**MATERIAL SUPPLIED**
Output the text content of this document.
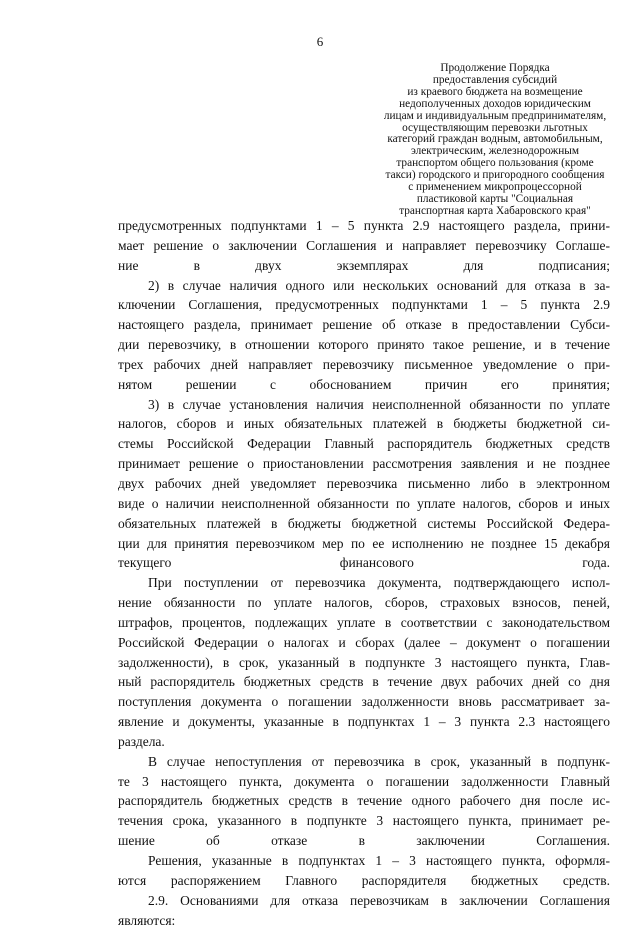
6
Продолжение Порядка
предоставления субсидий
из краевого бюджета на возмещение
недополученных доходов юридическим
лицам и индивидуальным предпринимателям,
осуществляющим перевозки льготных
категорий граждан водным, автомобильным,
электрическим, железнодорожным
транспортом общего пользования (кроме
такси) городского и пригородного сообщения
с применением микропроцессорной
пластиковой карты "Социальная
транспортная карта Хабаровского края"

предусмотренных подпунктами 1 – 5 пункта 2.9 настоящего раздела, прини-
мает решение о заключении Соглашения и направляет перевозчику Соглаше-
ние в двух экземплярах для подписания;

2) в случае наличия одного или нескольких оснований для отказа в за-
ключении Соглашения, предусмотренных подпунктами 1 – 5 пункта 2.9
настоящего раздела, принимает решение об отказе в предоставлении Субси-
дии перевозчику, в отношении которого принято такое решение, и в течение
трех рабочих дней направляет перевозчику письменное уведомление о при-
нятом решении с обоснованием причин его принятия;

3) в случае установления наличия неисполненной обязанности по уплате
налогов, сборов и иных обязательных платежей в бюджеты бюджетной си-
стемы Российской Федерации Главный распорядитель бюджетных средств
принимает решение о приостановлении рассмотрения заявления и не позднее
двух рабочих дней уведомляет перевозчика письменно либо в электронном
виде о наличии неисполненной обязанности по уплате налогов, сборов и иных
обязательных платежей в бюджеты бюджетной системы Российской Федера-
ции для принятия перевозчиком мер по ее исполнению не позднее 15 декабря
текущего финансового года.

При поступлении от перевозчика документа, подтверждающего испол-
нение обязанности по уплате налогов, сборов, страховых взносов, пеней,
штрафов, процентов, подлежащих уплате в соответствии с законодательством
Российской Федерации о налогах и сборах (далее – документ о погашении
задолженности), в срок, указанный в подпункте 3 настоящего пункта, Глав-
ный распорядитель бюджетных средств в течение двух рабочих дней со дня
поступления документа о погашении задолженности вновь рассматривает за-
явление и документы, указанные в подпунктах 1 – 3 пункта 2.3 настоящего
раздела.

В случае непоступления от перевозчика в срок, указанный в подпунк-
те 3 настоящего пункта, документа о погашении задолженности Главный
распорядитель бюджетных средств в течение одного рабочего дня после ис-
течения срока, указанного в подпункте 3 настоящего пункта, принимает ре-
шение об отказе в заключении Соглашения.

Решения, указанные в подпунктах 1 – 3 настоящего пункта, оформля-
ются распоряжением Главного распорядителя бюджетных средств.

2.9. Основаниями для отказа перевозчикам в заключении Соглашения
являются:
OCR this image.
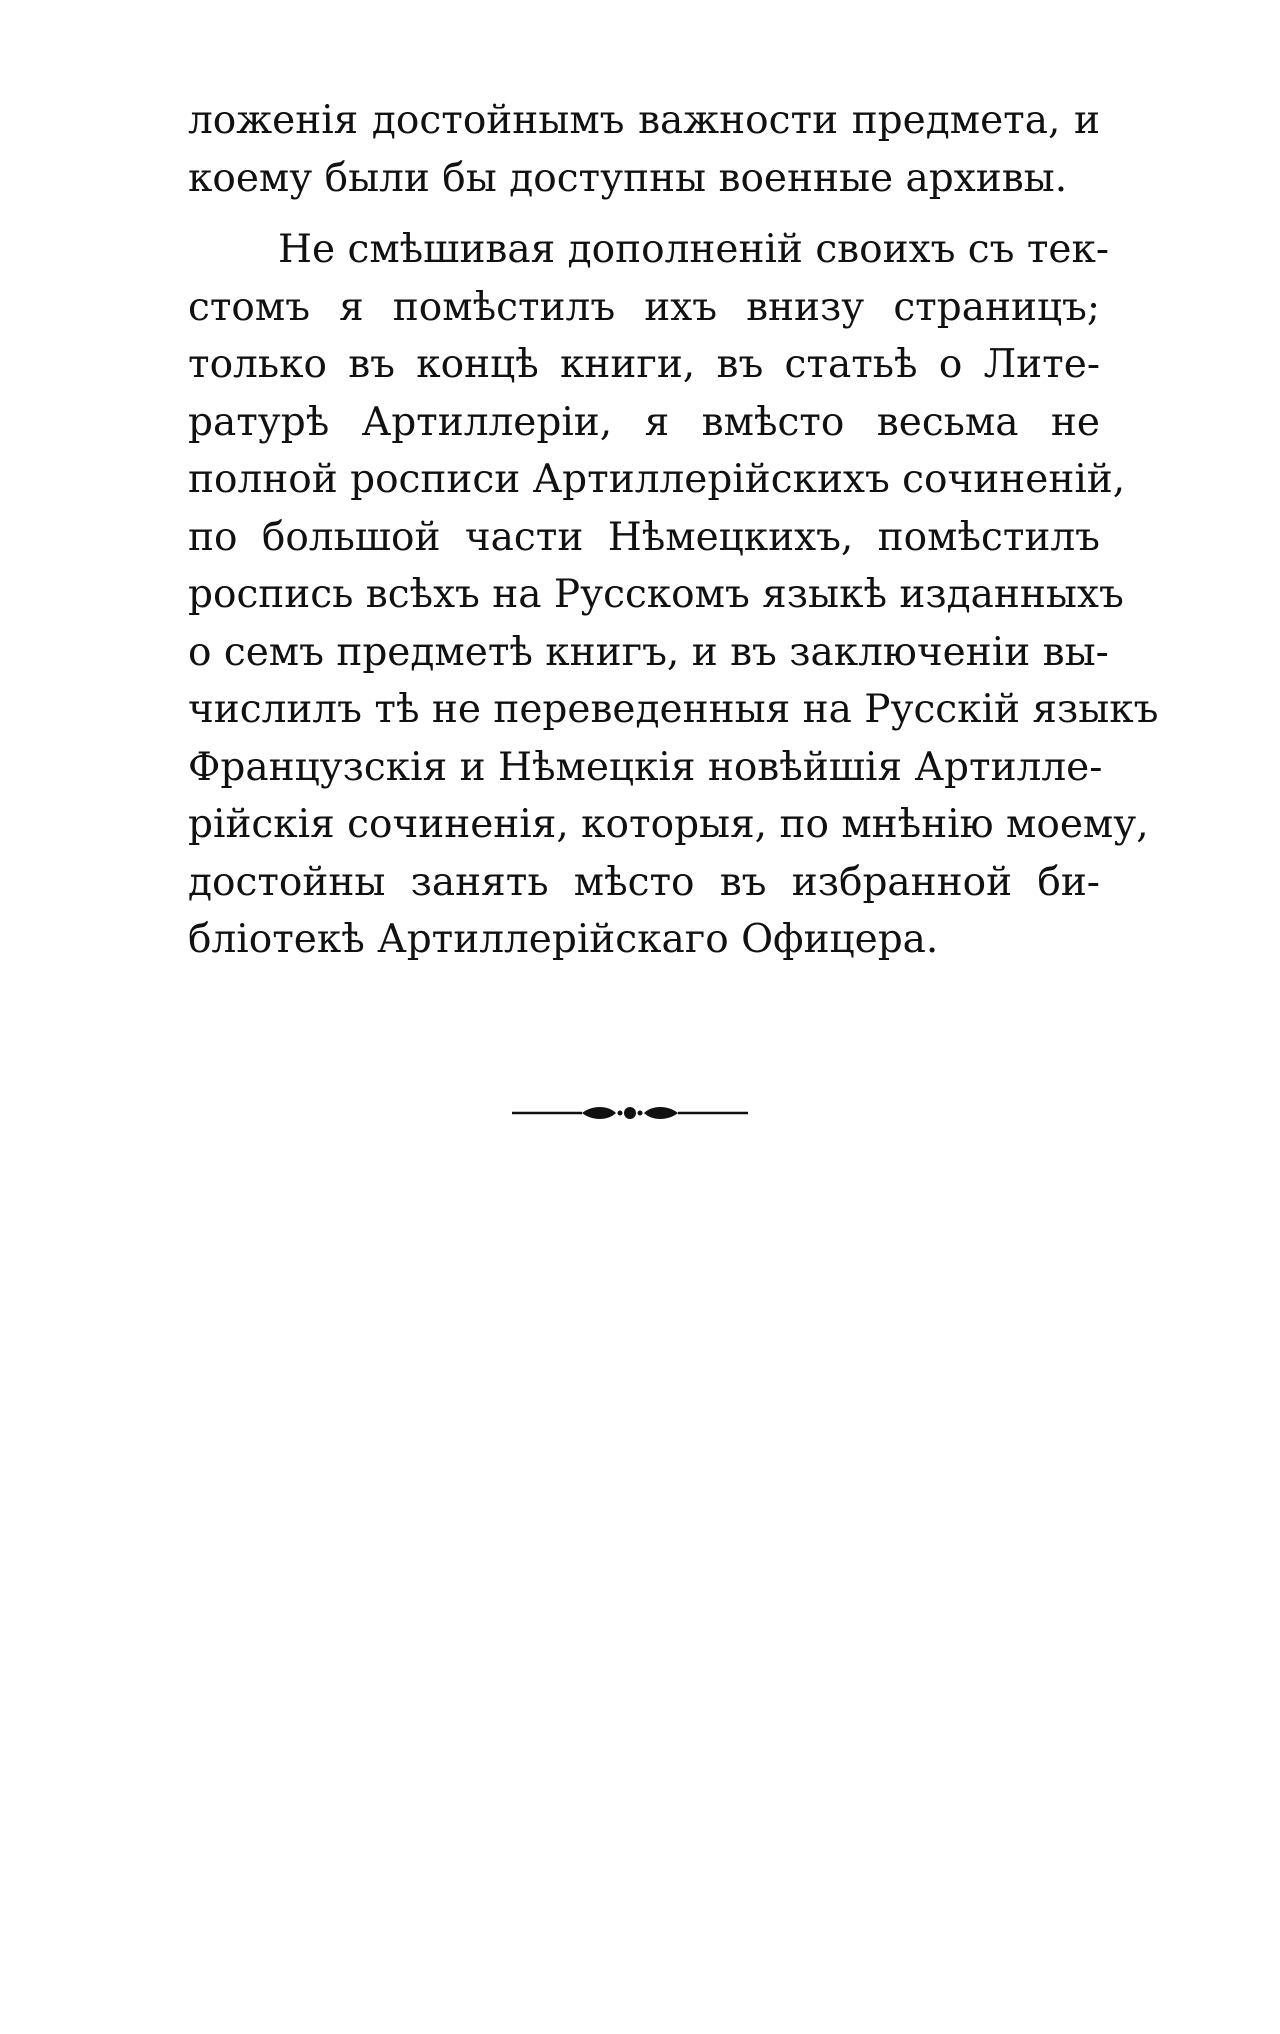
ложенія достойнымъ важности предмета, и
коему были бы доступны военные архивы.
Не смѣшивая дополненій своихъ съ тек-
стомъ я помѣстилъ ихъ внизу страницъ;
только въ концѣ книги, въ статьѣ о Лите-
ратурѣ Артиллеріи, я вмѣсто весьма не
полной росписи Артиллерійскихъ сочиненій,
по большой части Нѣмецкихъ, помѣстилъ
роспись всѣхъ на Русскомъ языкѣ изданныхъ
о семъ предметѣ книгъ, и въ заключеніи вы-
числилъ тѣ не переведенныя на Русскій языкъ
Французскія и Нѣмецкія новѣйшія Артилле-
рійскія сочиненія, которыя, по мнѣнію моему,
достойны занять мѣсто въ избранной би-
бліотекѣ Артиллерійскаго Офицера.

**EXERCISE TASK**
Reproduce the lines above, exactly and exclusively, from the line containing "OCR this image." down to the last line, both included; pictures are not part of the copy.

**FINAL RESULT**
OCR this image.
ложенія достойнымъ важности предмета, и
коему были бы доступны военные архивы.
Не смѣшивая дополненій своихъ съ тек-
стомъ я помѣстилъ ихъ внизу страницъ;
только въ концѣ книги, въ статьѣ о Лите-
ратурѣ Артиллеріи, я вмѣсто весьма не
полной росписи Артиллерійскихъ сочиненій,
по большой части Нѣмецкихъ, помѣстилъ
роспись всѣхъ на Русскомъ языкѣ изданныхъ
о семъ предметѣ книгъ, и въ заключеніи вы-
числилъ тѣ не переведенныя на Русскій языкъ
Французскія и Нѣмецкія новѣйшія Артилле-
рійскія сочиненія, которыя, по мнѣнію моему,
достойны занять мѣсто въ избранной би-
бліотекѣ Артиллерійскаго Офицера.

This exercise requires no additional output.